▶ **WHAT TO PRODUCE**: Gather all lines containing the string "xlabel" and copy them out.

Start

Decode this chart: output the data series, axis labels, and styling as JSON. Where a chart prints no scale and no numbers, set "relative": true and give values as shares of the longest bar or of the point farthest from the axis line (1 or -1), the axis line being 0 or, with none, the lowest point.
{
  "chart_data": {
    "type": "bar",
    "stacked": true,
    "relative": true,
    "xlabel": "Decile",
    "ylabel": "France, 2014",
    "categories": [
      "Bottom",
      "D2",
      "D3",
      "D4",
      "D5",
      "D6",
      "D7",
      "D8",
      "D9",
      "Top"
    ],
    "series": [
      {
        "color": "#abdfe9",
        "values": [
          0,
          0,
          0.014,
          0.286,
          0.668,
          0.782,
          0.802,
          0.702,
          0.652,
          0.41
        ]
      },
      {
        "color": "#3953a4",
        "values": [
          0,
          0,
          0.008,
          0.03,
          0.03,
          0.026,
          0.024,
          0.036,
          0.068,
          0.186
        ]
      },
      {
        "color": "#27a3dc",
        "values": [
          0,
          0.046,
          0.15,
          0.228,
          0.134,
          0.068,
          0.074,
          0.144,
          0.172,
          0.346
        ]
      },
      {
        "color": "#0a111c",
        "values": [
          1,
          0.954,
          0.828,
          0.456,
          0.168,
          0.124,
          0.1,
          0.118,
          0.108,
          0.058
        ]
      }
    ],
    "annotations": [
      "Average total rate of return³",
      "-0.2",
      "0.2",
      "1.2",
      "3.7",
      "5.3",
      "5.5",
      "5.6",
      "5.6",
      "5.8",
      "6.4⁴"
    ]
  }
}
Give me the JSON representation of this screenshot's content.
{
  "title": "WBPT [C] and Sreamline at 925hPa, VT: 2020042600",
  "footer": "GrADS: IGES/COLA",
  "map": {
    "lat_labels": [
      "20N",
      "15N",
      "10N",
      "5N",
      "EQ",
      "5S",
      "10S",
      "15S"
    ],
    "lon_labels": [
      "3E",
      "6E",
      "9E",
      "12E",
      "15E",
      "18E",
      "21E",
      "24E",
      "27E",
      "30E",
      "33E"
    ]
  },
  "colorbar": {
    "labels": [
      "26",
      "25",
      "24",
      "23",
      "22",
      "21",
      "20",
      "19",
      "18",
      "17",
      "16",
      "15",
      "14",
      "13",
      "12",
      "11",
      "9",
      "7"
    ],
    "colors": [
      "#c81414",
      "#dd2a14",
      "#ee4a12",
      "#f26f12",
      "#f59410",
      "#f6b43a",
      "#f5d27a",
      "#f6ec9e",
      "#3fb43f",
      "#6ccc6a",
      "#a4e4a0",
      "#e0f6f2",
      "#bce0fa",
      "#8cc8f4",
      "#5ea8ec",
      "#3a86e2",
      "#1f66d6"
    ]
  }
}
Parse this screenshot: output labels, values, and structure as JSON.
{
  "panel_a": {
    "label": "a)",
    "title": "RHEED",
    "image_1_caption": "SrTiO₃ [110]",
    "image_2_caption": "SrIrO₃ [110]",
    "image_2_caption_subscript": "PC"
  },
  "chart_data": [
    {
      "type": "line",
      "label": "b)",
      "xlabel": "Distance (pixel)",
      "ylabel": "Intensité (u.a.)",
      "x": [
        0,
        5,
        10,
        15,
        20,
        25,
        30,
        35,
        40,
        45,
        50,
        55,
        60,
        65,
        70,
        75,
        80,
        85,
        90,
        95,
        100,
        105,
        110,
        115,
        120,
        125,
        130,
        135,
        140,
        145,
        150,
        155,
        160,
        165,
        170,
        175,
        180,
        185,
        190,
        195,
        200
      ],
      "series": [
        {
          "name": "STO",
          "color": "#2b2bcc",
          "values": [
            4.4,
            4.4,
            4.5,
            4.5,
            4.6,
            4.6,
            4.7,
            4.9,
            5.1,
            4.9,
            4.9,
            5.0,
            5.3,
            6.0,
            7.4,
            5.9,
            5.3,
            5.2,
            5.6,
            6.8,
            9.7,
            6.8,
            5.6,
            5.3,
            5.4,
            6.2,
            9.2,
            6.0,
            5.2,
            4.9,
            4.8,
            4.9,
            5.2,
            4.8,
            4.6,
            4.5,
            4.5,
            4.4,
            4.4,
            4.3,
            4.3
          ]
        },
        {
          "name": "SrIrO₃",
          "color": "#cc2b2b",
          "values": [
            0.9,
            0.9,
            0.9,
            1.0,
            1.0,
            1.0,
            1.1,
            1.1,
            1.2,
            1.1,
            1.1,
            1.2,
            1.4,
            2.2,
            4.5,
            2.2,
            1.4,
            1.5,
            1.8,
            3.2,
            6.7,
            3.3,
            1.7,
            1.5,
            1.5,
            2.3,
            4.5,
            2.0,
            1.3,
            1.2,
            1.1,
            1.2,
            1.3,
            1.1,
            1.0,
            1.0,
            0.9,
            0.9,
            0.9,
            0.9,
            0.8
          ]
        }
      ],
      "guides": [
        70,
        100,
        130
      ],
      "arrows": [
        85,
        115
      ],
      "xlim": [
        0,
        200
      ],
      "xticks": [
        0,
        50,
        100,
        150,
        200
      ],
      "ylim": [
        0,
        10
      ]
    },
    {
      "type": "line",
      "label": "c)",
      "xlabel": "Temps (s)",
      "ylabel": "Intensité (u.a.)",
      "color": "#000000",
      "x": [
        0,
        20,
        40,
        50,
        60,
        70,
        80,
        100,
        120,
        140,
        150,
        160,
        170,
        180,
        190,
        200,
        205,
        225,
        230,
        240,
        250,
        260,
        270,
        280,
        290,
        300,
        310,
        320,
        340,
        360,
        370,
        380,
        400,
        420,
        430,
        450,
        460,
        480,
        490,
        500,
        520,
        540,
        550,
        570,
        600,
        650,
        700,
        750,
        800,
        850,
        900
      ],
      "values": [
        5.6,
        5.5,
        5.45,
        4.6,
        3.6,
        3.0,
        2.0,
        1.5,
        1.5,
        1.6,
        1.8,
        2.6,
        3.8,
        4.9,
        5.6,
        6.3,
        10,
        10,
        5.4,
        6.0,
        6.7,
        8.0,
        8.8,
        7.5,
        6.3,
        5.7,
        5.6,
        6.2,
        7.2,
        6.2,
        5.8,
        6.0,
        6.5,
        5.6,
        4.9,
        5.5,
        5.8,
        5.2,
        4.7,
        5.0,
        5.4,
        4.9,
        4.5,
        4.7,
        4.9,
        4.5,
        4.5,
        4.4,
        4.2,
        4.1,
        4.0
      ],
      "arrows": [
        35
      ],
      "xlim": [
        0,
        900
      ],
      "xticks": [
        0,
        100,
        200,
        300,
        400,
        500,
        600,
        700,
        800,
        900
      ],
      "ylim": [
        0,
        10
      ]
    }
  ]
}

End

▶ **RESULT BELOW**:
    "xlabel": "Decile",
      "xlabel": "Distance (pixel)",
      "xlabel": "Temps (s)",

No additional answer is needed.